##### MATERIAL PROVIDED #####

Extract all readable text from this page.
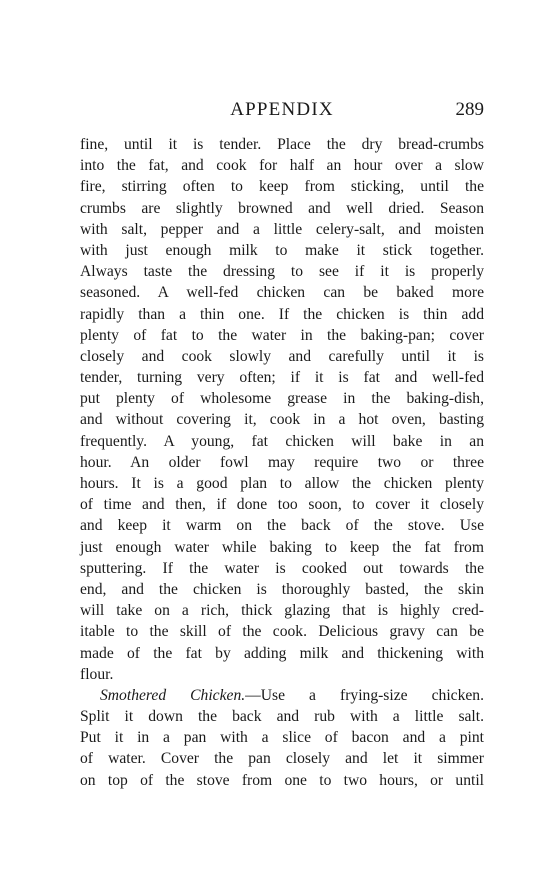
APPENDIX	289
fine, until it is tender. Place the dry bread-crumbs
into the fat, and cook for half an hour over a slow
fire, stirring often to keep from sticking, until the
crumbs are slightly browned and well dried. Season
with salt, pepper and a little celery-salt, and moisten
with just enough milk to make it stick together.
Always taste the dressing to see if it is properly
seasoned. A well-fed chicken can be baked more
rapidly than a thin one. If the chicken is thin add
plenty of fat to the water in the baking-pan; cover
closely and cook slowly and carefully until it is
tender, turning very often; if it is fat and well-fed
put plenty of wholesome grease in the baking-dish,
and without covering it, cook in a hot oven, basting
frequently. A young, fat chicken will bake in an
hour. An older fowl may require two or three
hours. It is a good plan to allow the chicken plenty
of time and then, if done too soon, to cover it closely
and keep it warm on the back of the stove. Use
just enough water while baking to keep the fat from
sputtering. If the water is cooked out towards the
end, and the chicken is thoroughly basted, the skin
will take on a rich, thick glazing that is highly cred-
itable to the skill of the cook. Delicious gravy can be
made of the fat by adding milk and thickening with
flour.
Smothered Chicken.—Use a frying-size chicken.
Split it down the back and rub with a little salt.
Put it in a pan with a slice of bacon and a pint
of water. Cover the pan closely and let it simmer
on top of the stove from one to two hours, or until
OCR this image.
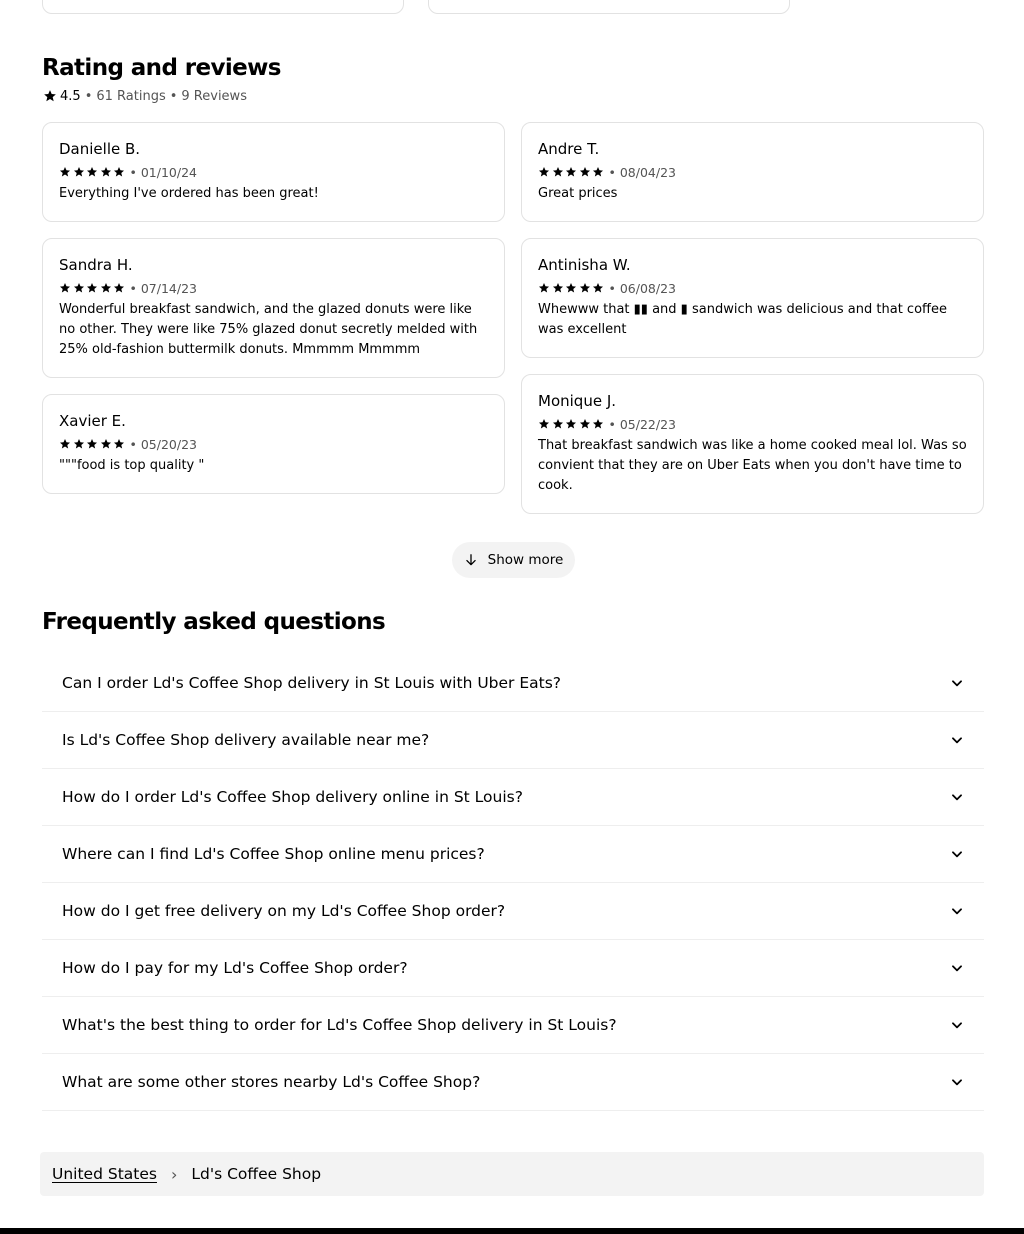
Rating and reviews
4.5 • 61 Ratings • 9 Reviews
Danielle B.
• 01/10/24
Everything I've ordered has been great!
Sandra H.
• 07/14/23
Wonderful breakfast sandwich, and the glazed donuts were like no other. They were like 75% glazed donut secretly melded with 25% old-fashion buttermilk donuts. Mmmmm Mmmmm
Xavier E.
• 05/20/23
"""food is top quality "
Andre T.
• 08/04/23
Great prices
Antinisha W.
• 06/08/23
Whewww that ▮▮ and ▮ sandwich was delicious and that coffee was excellent
Monique J.
• 05/22/23
That breakfast sandwich was like a home cooked meal lol. Was so convient that they are on Uber Eats when you don't have time to cook.
Show more
Frequently asked questions
Can I order Ld's Coffee Shop delivery in St Louis with Uber Eats?
Is Ld's Coffee Shop delivery available near me?
How do I order Ld's Coffee Shop delivery online in St Louis?
Where can I find Ld's Coffee Shop online menu prices?
How do I get free delivery on my Ld's Coffee Shop order?
How do I pay for my Ld's Coffee Shop order?
What's the best thing to order for Ld's Coffee Shop delivery in St Louis?
What are some other stores nearby Ld's Coffee Shop?
United States › Ld's Coffee Shop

#####

■ **WHAT IS ASKED**
Review the preceding data and report every line that includes the string "baking".

■ **PROBLEM SOLUTION**
plenty of fat to the water in the baking-pan; cover
put plenty of wholesome grease in the baking-dish,
just enough water while baking to keep the fat from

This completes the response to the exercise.